# Task prompt
Go through the records and copy each line where the word "согласно" occurs.

START Material

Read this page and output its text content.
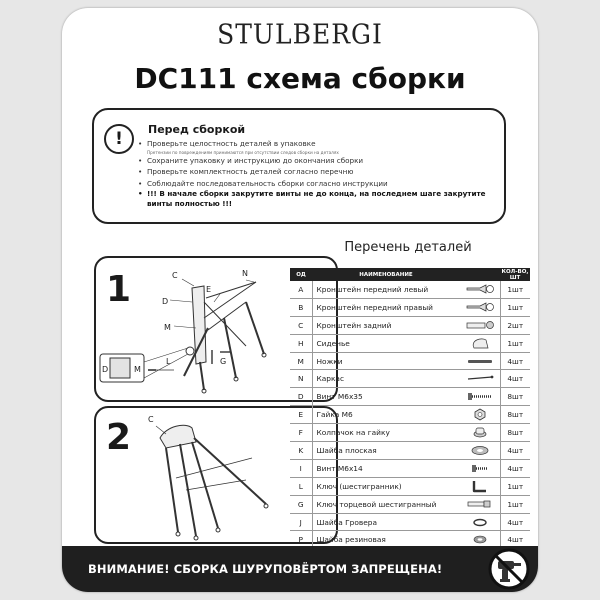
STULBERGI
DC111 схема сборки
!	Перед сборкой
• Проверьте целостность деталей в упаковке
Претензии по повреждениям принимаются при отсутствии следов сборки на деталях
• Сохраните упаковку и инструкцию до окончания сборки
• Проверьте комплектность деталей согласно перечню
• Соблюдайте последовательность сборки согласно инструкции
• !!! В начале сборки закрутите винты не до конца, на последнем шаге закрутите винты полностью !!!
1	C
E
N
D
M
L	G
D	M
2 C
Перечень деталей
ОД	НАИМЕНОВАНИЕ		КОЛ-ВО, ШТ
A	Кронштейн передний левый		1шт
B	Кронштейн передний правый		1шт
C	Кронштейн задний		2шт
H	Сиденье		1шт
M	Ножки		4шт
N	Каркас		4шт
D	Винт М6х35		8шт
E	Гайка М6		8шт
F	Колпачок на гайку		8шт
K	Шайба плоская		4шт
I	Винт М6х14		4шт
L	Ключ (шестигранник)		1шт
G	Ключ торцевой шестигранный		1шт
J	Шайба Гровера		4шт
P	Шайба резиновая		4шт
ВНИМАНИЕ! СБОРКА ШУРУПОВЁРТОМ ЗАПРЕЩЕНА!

END Material
START Material

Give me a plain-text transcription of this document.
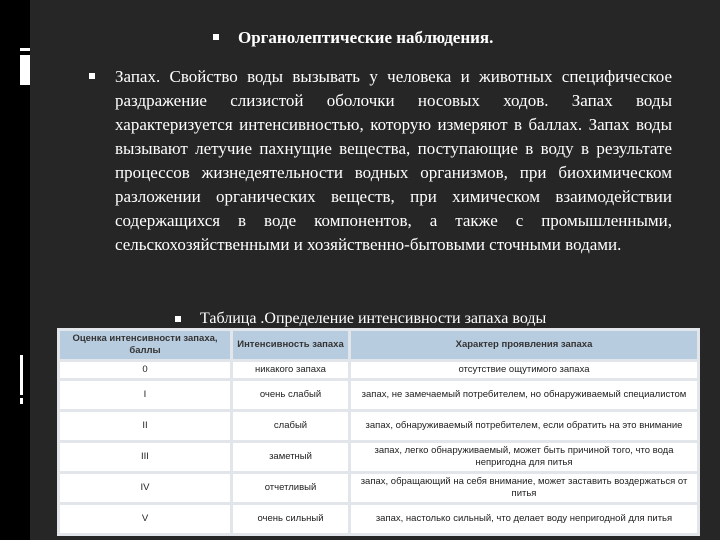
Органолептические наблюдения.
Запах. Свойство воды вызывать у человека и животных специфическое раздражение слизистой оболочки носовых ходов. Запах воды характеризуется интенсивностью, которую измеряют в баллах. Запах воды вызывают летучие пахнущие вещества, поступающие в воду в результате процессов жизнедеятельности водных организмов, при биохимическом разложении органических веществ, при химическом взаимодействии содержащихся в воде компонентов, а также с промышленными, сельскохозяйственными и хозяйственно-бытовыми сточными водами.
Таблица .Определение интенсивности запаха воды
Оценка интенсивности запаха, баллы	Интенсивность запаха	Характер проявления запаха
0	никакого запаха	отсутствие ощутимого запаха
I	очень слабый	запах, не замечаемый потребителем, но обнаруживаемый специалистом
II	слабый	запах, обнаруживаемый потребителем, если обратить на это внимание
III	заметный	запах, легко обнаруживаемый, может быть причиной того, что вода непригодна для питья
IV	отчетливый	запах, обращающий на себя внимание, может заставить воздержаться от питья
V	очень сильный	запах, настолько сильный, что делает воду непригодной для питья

END Material

# The result
• Проверьте комплектность деталей согласно перечню
• Соблюдайте последовательность сборки согласно инструкции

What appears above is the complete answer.